**Document section**
»»

Book me a Train Trip
I went into downtown Tokyo the other day, a trip I
don't make very often these days. My printmaking work is all done in
my home, so there's no commuting, and most of my shopping is done
locally here in Hamura. But there is one kind of shopping that I
can't do here in this neighbourhood, and a few times each year, when
my 'stock' is getting low, I have to make the trek downtown for
replenishment. My stock ...?
My stock of books! You see, although there are
literally dozens of bookshops here in Hamura, and in every town right
across this very literate country, they aren't much good to me. They
aren't much good, because I'm still pretty much illiterate. Even
after nine years living here now, I'm not yet able to pick up any
book at random and read it. Now I say 'illiterate', but perhaps that
is being a bit too tough on myself ... I can indeed read quite a
number of 'kanji', the Chinese characters, but 'quite a number'
doesn't really go very far, not when the total in daily use is nearly
2000! If the topic of the written material is something close to
home, such as woodblock printmaking, then I can usually acquit myself
honourably, but ask me to read an average newspaper story ... and I
will run out of steam very quickly.
The random nature in which my reading ability is
being acquired causes quite some confusion among people I meet. For
example, a short while ago, I was describing my printmaking project
to an interviewer, and as part of my explanation, I showed him the
newsletter I produce, which is bilingual - Japanese and English. Now,
I don't do the translations from English myself, but after they are
finished, I do all the input into the word processor, in both
languages. I then proofread everything, print it out, and paste it up
for the printer. Hearing me describe this process apparently gave him
a certain impression of my level of Japanese literacy, and he was
shocked a few minutes later to find that I couldn't read very much of
a sample of his magazine that he showed me.

««

**Provided data**
»»

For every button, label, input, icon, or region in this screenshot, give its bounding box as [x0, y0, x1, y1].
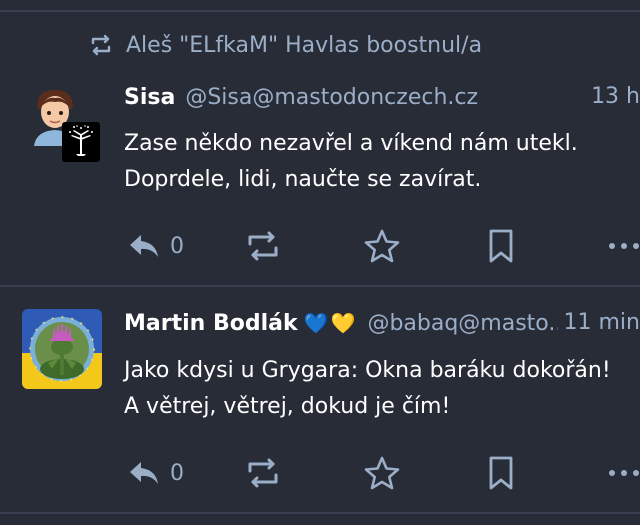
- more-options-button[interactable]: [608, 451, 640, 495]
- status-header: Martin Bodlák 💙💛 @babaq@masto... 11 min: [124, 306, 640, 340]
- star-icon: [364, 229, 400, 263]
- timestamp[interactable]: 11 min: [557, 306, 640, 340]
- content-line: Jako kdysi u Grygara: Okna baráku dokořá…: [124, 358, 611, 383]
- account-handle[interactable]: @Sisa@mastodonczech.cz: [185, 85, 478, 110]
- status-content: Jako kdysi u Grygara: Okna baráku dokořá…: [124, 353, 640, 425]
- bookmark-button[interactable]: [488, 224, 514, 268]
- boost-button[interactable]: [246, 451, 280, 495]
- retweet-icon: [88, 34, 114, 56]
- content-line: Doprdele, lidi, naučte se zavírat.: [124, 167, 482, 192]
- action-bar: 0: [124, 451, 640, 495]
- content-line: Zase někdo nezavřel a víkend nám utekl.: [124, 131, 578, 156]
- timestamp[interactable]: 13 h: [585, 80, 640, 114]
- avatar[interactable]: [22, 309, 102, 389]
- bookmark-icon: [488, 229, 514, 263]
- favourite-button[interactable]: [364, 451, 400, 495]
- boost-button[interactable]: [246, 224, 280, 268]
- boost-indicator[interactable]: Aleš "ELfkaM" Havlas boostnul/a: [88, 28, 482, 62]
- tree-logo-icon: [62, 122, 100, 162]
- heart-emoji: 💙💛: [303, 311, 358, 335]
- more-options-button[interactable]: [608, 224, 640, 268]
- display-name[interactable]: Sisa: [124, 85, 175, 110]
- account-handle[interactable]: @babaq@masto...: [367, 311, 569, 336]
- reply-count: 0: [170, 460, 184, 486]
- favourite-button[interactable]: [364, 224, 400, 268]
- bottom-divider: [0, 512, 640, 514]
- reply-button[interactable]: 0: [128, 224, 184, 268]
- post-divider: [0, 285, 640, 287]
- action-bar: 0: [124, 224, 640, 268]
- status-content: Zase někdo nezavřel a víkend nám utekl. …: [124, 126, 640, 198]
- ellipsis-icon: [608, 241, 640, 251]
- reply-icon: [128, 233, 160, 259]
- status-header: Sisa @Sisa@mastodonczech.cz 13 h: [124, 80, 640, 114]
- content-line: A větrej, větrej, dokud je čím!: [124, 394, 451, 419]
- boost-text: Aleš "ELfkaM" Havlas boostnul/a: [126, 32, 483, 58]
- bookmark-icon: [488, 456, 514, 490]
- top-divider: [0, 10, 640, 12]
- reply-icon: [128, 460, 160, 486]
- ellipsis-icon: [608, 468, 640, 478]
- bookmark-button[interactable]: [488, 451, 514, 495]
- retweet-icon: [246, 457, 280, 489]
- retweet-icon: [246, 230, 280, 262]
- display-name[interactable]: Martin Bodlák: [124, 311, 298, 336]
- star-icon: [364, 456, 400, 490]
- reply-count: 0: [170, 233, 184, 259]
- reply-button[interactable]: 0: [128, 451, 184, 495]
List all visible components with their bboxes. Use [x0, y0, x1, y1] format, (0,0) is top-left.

««

**Short task**
Reproduce verbatim the passage of the essay on buying books that begins at the words "Book me a Train" and stops after "My stock ...?".

**Exercise response**
Book me a Train Trip
I went into downtown Tokyo the other day, a trip I
don't make very often these days. My printmaking work is all done in
my home, so there's no commuting, and most of my shopping is done
locally here in Hamura. But there is one kind of shopping that I
can't do here in this neighbourhood, and a few times each year, when
my 'stock' is getting low, I have to make the trek downtown for
replenishment. My stock ...?